(YOUR INSTRUCTIONS)
Look through the lines below and extract each one that contains "port".

(Dataset records)

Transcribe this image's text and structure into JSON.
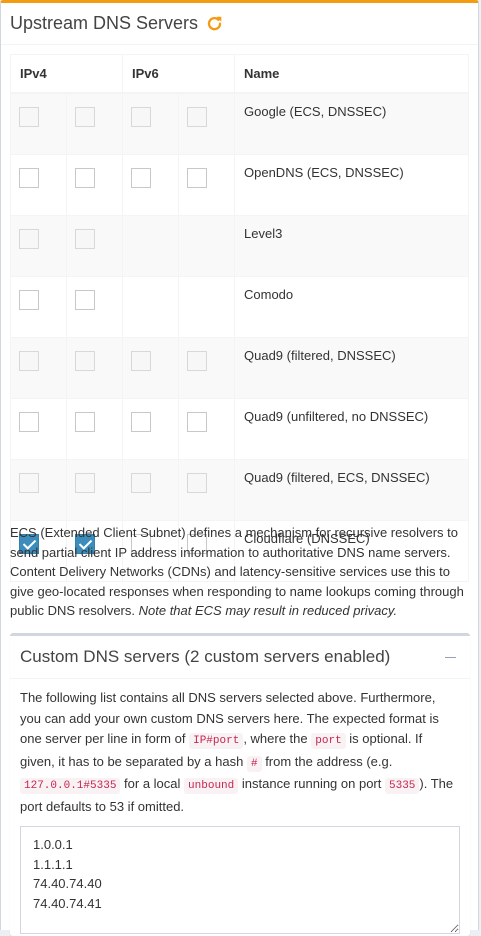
{
  "header": {
    "title": "Upstream DNS Servers",
    "refresh_icon": "refresh-icon",
    "accent_color": "#f39c12"
  },
  "table": {
    "columns": [
      "IPv4",
      "IPv6",
      "Name"
    ],
    "rows": [
      {
        "name": "Google (ECS, DNSSEC)",
        "ipv4": [
          false,
          false
        ],
        "ipv6": [
          false,
          false
        ]
      },
      {
        "name": "OpenDNS (ECS, DNSSEC)",
        "ipv4": [
          false,
          false
        ],
        "ipv6": [
          false,
          false
        ]
      },
      {
        "name": "Level3",
        "ipv4": [
          false,
          false
        ],
        "ipv6": []
      },
      {
        "name": "Comodo",
        "ipv4": [
          false,
          false
        ],
        "ipv6": []
      },
      {
        "name": "Quad9 (filtered, DNSSEC)",
        "ipv4": [
          false,
          false
        ],
        "ipv6": [
          false,
          false
        ]
      },
      {
        "name": "Quad9 (unfiltered, no DNSSEC)",
        "ipv4": [
          false,
          false
        ],
        "ipv6": [
          false,
          false
        ]
      },
      {
        "name": "Quad9 (filtered, ECS, DNSSEC)",
        "ipv4": [
          false,
          false
        ],
        "ipv6": [
          false,
          false
        ]
      },
      {
        "name": "Cloudflare (DNSSEC)",
        "ipv4": [
          true,
          true
        ],
        "ipv6": [
          false,
          false
        ]
      }
    ],
    "checked_color": "#3c8dbc"
  },
  "ecs": {
    "text": "ECS (Extended Client Subnet) defines a mechanism for recursive resolvers to send partial client IP address information to authoritative DNS name servers. Content Delivery Networks (CDNs) and latency-sensitive services use this to give geo-located responses when responding to name lookups coming through public DNS resolvers.",
    "note": "Note that ECS may result in reduced privacy."
  },
  "custom": {
    "title": "Custom DNS servers (2 custom servers enabled)",
    "collapse_icon": "minus-icon",
    "desc_1": "The following list contains all DNS servers selected above. Furthermore, you can add your own custom DNS servers here. The expected format is one server per line in form of",
    "code_ipport": "IP#port",
    "desc_2": ", where the",
    "code_port": "port",
    "desc_3": "is optional. If given, it has to be separated by a hash",
    "code_hash": "#",
    "desc_4": "from the address (e.g.",
    "code_example": "127.0.0.1#5335",
    "desc_5": "for a local",
    "code_unbound": "unbound",
    "desc_6": "instance running on port",
    "code_5335": "5335",
    "desc_7": "). The port defaults to 53 if omitted.",
    "servers": "1.0.0.1\n1.1.1.1\n74.40.74.40\n74.40.74.41"
  }
}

(THE COMPLETED TASK)
    "code_ipport": "IP#port",
    "code_port": "port",
    "desc_6": "instance running on port",
    "desc_7": "). The port defaults to 53 if omitted.",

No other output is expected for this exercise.